Exercise data:
——
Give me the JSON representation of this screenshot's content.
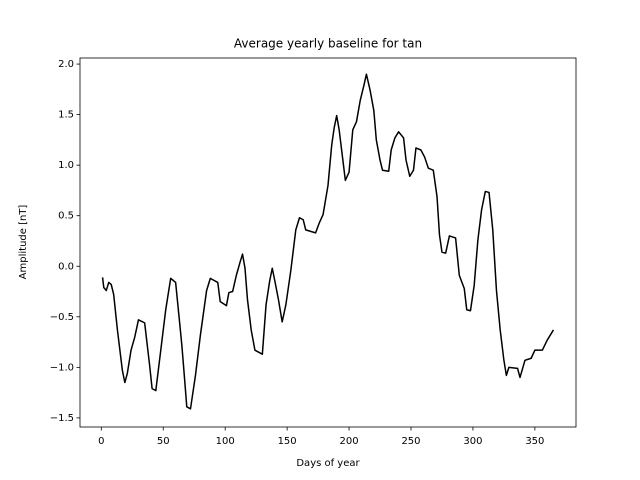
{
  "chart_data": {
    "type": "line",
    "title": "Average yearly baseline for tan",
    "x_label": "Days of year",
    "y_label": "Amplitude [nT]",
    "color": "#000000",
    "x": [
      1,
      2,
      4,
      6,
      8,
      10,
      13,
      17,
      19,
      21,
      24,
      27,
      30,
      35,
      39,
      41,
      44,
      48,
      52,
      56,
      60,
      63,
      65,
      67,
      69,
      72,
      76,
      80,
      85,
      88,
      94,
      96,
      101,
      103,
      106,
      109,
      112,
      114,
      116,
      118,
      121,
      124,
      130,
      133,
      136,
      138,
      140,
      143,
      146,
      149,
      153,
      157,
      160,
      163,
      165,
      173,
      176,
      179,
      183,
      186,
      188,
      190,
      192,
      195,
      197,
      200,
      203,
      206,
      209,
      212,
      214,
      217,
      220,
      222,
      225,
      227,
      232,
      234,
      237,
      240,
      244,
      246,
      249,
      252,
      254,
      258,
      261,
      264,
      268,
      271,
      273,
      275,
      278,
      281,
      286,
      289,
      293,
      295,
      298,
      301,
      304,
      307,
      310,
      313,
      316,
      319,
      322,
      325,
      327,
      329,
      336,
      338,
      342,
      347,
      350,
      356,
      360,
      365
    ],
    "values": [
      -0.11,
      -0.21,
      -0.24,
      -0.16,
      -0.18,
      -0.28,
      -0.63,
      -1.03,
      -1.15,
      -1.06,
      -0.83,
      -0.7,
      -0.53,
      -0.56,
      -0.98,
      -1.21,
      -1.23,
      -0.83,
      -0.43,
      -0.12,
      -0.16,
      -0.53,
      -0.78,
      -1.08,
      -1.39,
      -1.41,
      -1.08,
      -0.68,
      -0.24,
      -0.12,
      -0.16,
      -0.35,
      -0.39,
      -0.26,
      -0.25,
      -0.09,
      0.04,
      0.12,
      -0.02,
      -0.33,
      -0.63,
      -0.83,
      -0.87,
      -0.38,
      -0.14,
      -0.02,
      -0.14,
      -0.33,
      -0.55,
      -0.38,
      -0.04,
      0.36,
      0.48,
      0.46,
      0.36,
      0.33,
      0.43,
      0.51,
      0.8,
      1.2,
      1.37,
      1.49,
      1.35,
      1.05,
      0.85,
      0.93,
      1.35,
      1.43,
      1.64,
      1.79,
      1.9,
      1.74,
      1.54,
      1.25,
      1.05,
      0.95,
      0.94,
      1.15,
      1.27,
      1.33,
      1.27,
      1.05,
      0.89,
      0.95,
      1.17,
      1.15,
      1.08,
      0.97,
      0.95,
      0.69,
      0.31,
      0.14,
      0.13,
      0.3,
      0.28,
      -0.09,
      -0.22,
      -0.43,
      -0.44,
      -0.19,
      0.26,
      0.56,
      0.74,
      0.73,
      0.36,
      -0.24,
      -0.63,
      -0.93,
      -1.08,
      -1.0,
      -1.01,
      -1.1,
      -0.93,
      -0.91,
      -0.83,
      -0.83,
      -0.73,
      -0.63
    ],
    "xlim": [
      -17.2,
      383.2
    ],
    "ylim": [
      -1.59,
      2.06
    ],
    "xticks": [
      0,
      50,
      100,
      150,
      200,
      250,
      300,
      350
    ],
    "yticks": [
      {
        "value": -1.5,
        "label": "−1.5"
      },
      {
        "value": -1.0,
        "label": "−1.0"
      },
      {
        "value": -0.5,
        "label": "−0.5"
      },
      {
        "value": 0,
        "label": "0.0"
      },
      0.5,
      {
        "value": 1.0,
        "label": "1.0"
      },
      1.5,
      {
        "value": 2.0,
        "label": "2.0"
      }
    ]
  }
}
——
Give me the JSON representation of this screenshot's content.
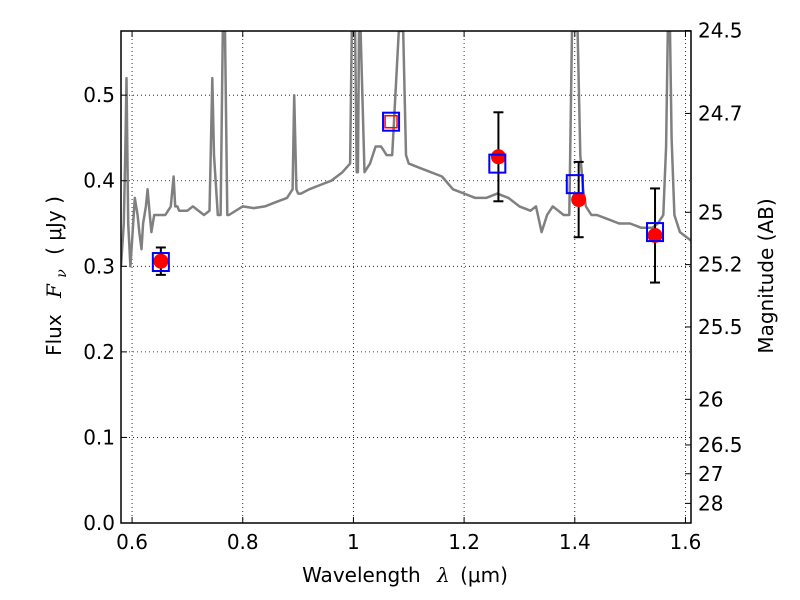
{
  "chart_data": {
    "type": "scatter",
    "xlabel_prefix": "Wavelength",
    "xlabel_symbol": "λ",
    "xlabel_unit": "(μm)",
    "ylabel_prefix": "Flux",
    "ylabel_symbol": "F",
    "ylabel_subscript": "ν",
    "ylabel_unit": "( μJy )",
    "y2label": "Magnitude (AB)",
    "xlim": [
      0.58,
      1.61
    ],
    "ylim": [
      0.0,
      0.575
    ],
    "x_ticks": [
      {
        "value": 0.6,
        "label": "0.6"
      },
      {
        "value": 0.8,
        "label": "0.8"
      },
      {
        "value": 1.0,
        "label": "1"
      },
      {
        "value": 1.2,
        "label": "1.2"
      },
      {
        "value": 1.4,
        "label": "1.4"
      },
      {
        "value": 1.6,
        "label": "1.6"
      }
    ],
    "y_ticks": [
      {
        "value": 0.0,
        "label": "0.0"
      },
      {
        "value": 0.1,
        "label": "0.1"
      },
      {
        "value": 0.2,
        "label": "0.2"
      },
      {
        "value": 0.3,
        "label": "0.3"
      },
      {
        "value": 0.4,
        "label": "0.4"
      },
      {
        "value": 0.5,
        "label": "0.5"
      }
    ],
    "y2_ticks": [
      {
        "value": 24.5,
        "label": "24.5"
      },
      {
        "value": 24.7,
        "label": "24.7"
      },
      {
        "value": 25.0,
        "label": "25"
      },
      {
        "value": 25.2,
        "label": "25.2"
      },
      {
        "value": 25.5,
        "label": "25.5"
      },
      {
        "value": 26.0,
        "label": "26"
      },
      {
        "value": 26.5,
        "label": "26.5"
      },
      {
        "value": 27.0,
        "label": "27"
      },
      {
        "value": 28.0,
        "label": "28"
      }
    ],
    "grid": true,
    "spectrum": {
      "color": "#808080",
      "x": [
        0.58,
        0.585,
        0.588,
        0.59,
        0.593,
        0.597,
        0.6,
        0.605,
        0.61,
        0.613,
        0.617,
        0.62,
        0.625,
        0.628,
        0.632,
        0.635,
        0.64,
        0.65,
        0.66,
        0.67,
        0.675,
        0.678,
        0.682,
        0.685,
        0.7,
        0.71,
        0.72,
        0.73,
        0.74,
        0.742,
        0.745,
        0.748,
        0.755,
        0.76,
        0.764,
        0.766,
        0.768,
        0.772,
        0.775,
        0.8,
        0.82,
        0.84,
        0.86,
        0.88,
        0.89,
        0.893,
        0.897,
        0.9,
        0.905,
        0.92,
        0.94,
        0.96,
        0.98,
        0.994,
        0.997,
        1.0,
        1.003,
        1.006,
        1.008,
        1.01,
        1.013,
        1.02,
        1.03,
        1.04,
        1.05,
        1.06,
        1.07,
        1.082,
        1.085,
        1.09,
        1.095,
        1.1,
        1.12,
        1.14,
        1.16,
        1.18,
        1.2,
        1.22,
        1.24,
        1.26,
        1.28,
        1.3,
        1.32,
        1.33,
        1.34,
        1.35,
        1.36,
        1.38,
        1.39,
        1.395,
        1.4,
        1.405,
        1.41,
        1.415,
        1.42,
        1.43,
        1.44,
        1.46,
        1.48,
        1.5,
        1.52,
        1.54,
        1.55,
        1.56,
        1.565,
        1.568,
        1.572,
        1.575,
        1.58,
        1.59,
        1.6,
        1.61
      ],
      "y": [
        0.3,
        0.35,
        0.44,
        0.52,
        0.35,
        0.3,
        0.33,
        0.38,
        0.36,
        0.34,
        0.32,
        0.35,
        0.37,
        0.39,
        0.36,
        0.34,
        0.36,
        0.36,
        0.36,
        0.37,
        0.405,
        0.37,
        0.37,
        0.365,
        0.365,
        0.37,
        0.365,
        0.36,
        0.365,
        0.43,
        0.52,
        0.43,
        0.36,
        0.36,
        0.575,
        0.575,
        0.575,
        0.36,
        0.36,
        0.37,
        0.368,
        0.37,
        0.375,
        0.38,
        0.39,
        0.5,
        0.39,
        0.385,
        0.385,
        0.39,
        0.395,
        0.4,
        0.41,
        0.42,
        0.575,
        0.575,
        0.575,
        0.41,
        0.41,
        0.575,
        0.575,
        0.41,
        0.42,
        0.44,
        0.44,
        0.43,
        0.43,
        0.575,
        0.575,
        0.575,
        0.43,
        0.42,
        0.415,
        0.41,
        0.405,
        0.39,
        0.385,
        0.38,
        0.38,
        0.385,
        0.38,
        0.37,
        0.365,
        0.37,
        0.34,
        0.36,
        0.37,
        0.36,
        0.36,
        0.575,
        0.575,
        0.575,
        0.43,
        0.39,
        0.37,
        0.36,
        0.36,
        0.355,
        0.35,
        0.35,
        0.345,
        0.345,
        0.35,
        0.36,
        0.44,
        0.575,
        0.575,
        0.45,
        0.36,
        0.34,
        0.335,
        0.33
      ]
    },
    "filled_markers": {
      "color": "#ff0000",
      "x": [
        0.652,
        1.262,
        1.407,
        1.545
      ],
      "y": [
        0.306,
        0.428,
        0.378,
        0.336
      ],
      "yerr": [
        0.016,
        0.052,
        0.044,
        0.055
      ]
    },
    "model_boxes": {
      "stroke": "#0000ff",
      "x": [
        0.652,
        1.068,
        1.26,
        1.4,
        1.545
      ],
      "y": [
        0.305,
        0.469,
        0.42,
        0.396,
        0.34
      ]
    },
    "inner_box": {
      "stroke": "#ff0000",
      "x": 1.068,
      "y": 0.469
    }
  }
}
——
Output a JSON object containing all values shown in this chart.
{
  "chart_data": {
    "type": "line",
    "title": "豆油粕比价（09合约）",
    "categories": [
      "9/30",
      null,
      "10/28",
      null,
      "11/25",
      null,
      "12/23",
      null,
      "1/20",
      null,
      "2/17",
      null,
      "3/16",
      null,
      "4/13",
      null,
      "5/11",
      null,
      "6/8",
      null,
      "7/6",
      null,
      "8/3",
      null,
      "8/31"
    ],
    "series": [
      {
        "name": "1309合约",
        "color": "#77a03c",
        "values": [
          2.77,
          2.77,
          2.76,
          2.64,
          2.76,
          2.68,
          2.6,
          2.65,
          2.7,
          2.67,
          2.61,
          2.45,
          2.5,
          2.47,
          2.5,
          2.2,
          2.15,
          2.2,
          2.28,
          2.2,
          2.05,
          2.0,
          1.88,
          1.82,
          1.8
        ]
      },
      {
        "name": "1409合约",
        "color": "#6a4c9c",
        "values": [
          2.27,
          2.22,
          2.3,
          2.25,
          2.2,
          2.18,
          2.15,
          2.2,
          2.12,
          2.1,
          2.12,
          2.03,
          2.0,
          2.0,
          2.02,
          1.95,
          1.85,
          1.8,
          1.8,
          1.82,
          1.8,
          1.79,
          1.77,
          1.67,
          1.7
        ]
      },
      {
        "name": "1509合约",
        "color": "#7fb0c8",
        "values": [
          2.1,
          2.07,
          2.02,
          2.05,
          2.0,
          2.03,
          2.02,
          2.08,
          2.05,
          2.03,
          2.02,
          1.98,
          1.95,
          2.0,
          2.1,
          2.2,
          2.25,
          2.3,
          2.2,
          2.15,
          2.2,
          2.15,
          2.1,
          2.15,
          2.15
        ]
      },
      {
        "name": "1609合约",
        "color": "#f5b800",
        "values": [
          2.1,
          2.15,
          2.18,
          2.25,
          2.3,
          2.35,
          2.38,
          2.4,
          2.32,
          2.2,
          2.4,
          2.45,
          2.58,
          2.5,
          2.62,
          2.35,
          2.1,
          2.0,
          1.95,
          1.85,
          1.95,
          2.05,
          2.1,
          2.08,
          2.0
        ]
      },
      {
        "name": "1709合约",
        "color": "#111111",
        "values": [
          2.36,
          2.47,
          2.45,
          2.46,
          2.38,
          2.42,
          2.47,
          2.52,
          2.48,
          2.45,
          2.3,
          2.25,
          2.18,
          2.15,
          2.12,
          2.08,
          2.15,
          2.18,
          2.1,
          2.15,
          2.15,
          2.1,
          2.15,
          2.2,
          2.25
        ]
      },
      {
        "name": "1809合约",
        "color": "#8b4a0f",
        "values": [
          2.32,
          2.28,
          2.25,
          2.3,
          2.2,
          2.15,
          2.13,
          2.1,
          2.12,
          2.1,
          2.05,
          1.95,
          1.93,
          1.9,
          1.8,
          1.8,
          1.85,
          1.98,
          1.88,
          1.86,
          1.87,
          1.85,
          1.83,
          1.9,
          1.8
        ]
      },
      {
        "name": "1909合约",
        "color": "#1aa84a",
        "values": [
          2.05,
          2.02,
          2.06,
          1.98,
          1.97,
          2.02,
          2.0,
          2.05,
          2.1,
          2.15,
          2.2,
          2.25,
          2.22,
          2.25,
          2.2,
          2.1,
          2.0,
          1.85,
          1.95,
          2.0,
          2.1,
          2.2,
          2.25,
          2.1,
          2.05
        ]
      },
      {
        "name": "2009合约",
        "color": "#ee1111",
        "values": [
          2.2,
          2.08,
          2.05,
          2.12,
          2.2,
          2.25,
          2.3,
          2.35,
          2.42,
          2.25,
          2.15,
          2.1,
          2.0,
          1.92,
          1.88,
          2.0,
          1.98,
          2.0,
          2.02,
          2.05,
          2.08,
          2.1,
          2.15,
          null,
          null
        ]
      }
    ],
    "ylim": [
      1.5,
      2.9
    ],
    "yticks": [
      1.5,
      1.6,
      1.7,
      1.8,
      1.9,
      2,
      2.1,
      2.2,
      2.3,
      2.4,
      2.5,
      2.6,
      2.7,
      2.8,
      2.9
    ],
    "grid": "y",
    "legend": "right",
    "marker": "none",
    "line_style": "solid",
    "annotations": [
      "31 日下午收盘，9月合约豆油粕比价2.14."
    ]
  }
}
——
Problem requirements: Among the entries above, how many lines hold the word "color"? Reply with only that number.

Result of this exercise: 11